● Work to complete
Write out each entry again. Keep every word exactly as it is.

[Collection entries]
------------------------------------------------------------------------

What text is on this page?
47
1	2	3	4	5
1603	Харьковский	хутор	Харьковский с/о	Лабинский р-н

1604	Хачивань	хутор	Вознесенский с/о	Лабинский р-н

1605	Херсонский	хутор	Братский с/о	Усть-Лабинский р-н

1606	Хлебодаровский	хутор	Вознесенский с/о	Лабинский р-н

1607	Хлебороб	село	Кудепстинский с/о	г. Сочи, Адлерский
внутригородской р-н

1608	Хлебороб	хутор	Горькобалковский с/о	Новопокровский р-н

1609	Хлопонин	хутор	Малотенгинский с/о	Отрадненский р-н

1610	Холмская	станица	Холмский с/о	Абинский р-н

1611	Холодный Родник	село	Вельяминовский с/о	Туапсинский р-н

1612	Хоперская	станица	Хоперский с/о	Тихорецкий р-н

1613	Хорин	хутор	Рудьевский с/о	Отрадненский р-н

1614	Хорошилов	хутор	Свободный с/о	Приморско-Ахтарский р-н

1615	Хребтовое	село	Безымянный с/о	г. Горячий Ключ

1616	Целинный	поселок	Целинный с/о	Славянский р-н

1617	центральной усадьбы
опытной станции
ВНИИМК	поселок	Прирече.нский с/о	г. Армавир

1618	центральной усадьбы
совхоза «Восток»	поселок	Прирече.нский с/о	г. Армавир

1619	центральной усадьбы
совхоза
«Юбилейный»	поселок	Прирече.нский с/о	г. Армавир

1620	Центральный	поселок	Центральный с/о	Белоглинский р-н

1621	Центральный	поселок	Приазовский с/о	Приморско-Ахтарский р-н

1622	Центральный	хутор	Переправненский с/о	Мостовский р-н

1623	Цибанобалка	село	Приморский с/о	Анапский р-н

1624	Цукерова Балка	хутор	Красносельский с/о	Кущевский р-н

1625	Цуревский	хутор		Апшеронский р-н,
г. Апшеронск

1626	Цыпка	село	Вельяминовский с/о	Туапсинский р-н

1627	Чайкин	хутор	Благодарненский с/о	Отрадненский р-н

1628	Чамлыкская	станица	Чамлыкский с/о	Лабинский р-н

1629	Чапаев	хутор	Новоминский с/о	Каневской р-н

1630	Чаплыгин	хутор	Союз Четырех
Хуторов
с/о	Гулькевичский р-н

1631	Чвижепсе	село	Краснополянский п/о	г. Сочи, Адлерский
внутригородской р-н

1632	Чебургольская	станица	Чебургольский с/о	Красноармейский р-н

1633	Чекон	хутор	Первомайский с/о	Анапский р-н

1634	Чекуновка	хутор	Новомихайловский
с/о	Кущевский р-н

------------------------------------------------------------------------

● Output for this task
What text is on this page?
47
1	2	3	4	5
1603	Харьковский	хутор	Харьковский с/о	Лабинский р-н

1604	Хачивань	хутор	Вознесенский с/о	Лабинский р-н

1605	Херсонский	хутор	Братский с/о	Усть-Лабинский р-н

1606	Хлебодаровский	хутор	Вознесенский с/о	Лабинский р-н

1607	Хлебороб	село	Кудепстинский с/о	г. Сочи, Адлерский
внутригородской р-н

1608	Хлебороб	хутор	Горькобалковский с/о	Новопокровский р-н

1609	Хлопонин	хутор	Малотенгинский с/о	Отрадненский р-н

1610	Холмская	станица	Холмский с/о	Абинский р-н

1611	Холодный Родник	село	Вельяминовский с/о	Туапсинский р-н

1612	Хоперская	станица	Хоперский с/о	Тихорецкий р-н

1613	Хорин	хутор	Рудьевский с/о	Отрадненский р-н

1614	Хорошилов	хутор	Свободный с/о	Приморско-Ахтарский р-н

1615	Хребтовое	село	Безымянный с/о	г. Горячий Ключ

1616	Целинный	поселок	Целинный с/о	Славянский р-н

1617	центральной усадьбы
опытной станции
ВНИИМК	поселок	Прирече.нский с/о	г. Армавир

1618	центральной усадьбы
совхоза «Восток»	поселок	Прирече.нский с/о	г. Армавир

1619	центральной усадьбы
совхоза
«Юбилейный»	поселок	Прирече.нский с/о	г. Армавир

1620	Центральный	поселок	Центральный с/о	Белоглинский р-н

1621	Центральный	поселок	Приазовский с/о	Приморско-Ахтарский р-н

1622	Центральный	хутор	Переправненский с/о	Мостовский р-н

1623	Цибанобалка	село	Приморский с/о	Анапский р-н

1624	Цукерова Балка	хутор	Красносельский с/о	Кущевский р-н

1625	Цуревский	хутор		Апшеронский р-н,
г. Апшеронск

1626	Цыпка	село	Вельяминовский с/о	Туапсинский р-н

1627	Чайкин	хутор	Благодарненский с/о	Отрадненский р-н

1628	Чамлыкская	станица	Чамлыкский с/о	Лабинский р-н

1629	Чапаев	хутор	Новоминский с/о	Каневской р-н

1630	Чаплыгин	хутор	Союз Четырех
Хуторов
с/о	Гулькевичский р-н

1631	Чвижепсе	село	Краснополянский п/о	г. Сочи, Адлерский
внутригородской р-н

1632	Чебургольская	станица	Чебургольский с/о	Красноармейский р-н

1633	Чекон	хутор	Первомайский с/о	Анапский р-н

1634	Чекуновка	хутор	Новомихайловский
с/о	Кущевский р-н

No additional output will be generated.